* _Set problem_
Type out every line below exactly as it reads.

* _Exercise data_
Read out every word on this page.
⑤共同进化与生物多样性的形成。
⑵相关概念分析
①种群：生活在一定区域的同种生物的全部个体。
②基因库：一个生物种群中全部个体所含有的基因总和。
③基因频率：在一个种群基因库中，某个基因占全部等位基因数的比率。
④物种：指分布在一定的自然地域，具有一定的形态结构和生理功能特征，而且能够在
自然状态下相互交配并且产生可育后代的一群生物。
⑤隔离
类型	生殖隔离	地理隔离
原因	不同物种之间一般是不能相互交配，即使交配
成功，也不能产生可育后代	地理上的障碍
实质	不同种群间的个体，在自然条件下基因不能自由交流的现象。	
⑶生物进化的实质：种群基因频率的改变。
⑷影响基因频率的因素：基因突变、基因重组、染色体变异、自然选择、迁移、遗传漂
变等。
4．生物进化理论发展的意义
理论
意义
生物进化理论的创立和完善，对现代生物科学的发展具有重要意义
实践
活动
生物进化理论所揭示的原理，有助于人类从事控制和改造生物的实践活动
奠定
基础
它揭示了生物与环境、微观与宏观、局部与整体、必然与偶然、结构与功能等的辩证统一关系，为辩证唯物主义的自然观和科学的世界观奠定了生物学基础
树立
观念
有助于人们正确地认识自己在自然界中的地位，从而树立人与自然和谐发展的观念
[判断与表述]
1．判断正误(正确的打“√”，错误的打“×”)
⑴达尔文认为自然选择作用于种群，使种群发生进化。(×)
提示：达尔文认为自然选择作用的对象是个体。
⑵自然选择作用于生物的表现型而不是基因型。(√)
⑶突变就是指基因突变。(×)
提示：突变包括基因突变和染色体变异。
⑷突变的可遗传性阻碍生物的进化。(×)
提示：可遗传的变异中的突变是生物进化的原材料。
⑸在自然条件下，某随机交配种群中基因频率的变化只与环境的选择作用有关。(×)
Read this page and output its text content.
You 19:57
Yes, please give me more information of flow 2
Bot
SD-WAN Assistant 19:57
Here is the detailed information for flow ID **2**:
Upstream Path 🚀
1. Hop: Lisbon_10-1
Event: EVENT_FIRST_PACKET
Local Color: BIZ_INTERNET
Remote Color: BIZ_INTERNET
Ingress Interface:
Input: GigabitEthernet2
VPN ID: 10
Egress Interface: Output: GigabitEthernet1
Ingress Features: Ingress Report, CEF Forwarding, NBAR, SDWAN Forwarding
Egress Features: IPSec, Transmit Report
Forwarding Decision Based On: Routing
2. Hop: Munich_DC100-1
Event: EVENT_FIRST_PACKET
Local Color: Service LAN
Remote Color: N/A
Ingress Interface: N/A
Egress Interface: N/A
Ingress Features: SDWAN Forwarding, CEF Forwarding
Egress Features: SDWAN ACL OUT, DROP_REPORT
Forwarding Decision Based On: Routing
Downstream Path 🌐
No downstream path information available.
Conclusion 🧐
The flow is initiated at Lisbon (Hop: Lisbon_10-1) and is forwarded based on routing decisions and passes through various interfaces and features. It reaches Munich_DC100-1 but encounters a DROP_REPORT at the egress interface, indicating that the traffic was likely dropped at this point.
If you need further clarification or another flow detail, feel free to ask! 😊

* _Finished answer_
Read out every word on this page.
⑤共同进化与生物多样性的形成。
⑵相关概念分析
①种群：生活在一定区域的同种生物的全部个体。
②基因库：一个生物种群中全部个体所含有的基因总和。
③基因频率：在一个种群基因库中，某个基因占全部等位基因数的比率。
④物种：指分布在一定的自然地域，具有一定的形态结构和生理功能特征，而且能够在
自然状态下相互交配并且产生可育后代的一群生物。
⑤隔离
类型	生殖隔离	地理隔离
原因	不同物种之间一般是不能相互交配，即使交配
成功，也不能产生可育后代	地理上的障碍
实质	不同种群间的个体，在自然条件下基因不能自由交流的现象。	
⑶生物进化的实质：种群基因频率的改变。
⑷影响基因频率的因素：基因突变、基因重组、染色体变异、自然选择、迁移、遗传漂
变等。
4．生物进化理论发展的意义
理论
意义
生物进化理论的创立和完善，对现代生物科学的发展具有重要意义
实践
活动
生物进化理论所揭示的原理，有助于人类从事控制和改造生物的实践活动
奠定
基础
它揭示了生物与环境、微观与宏观、局部与整体、必然与偶然、结构与功能等的辩证统一关系，为辩证唯物主义的自然观和科学的世界观奠定了生物学基础
树立
观念
有助于人们正确地认识自己在自然界中的地位，从而树立人与自然和谐发展的观念
[判断与表述]
1．判断正误(正确的打“√”，错误的打“×”)
⑴达尔文认为自然选择作用于种群，使种群发生进化。(×)
提示：达尔文认为自然选择作用的对象是个体。
⑵自然选择作用于生物的表现型而不是基因型。(√)
⑶突变就是指基因突变。(×)
提示：突变包括基因突变和染色体变异。
⑷突变的可遗传性阻碍生物的进化。(×)
提示：可遗传的变异中的突变是生物进化的原材料。
⑸在自然条件下，某随机交配种群中基因频率的变化只与环境的选择作用有关。(×)
Read this page and output its text content.
You 19:57
Yes, please give me more information of flow 2
Bot
SD-WAN Assistant 19:57
Here is the detailed information for flow ID **2**:
Upstream Path 🚀
1. Hop: Lisbon_10-1
Event: EVENT_FIRST_PACKET
Local Color: BIZ_INTERNET
Remote Color: BIZ_INTERNET
Ingress Interface:
Input: GigabitEthernet2
VPN ID: 10
Egress Interface: Output: GigabitEthernet1
Ingress Features: Ingress Report, CEF Forwarding, NBAR, SDWAN Forwarding
Egress Features: IPSec, Transmit Report
Forwarding Decision Based On: Routing
2. Hop: Munich_DC100-1
Event: EVENT_FIRST_PACKET
Local Color: Service LAN
Remote Color: N/A
Ingress Interface: N/A
Egress Interface: N/A
Ingress Features: SDWAN Forwarding, CEF Forwarding
Egress Features: SDWAN ACL OUT, DROP_REPORT
Forwarding Decision Based On: Routing
Downstream Path 🌐
No downstream path information available.
Conclusion 🧐
The flow is initiated at Lisbon (Hop: Lisbon_10-1) and is forwarded based on routing decisions and passes through various interfaces and features. It reaches Munich_DC100-1 but encounters a DROP_REPORT at the egress interface, indicating that the traffic was likely dropped at this point.
If you need further clarification or another flow detail, feel free to ask! 😊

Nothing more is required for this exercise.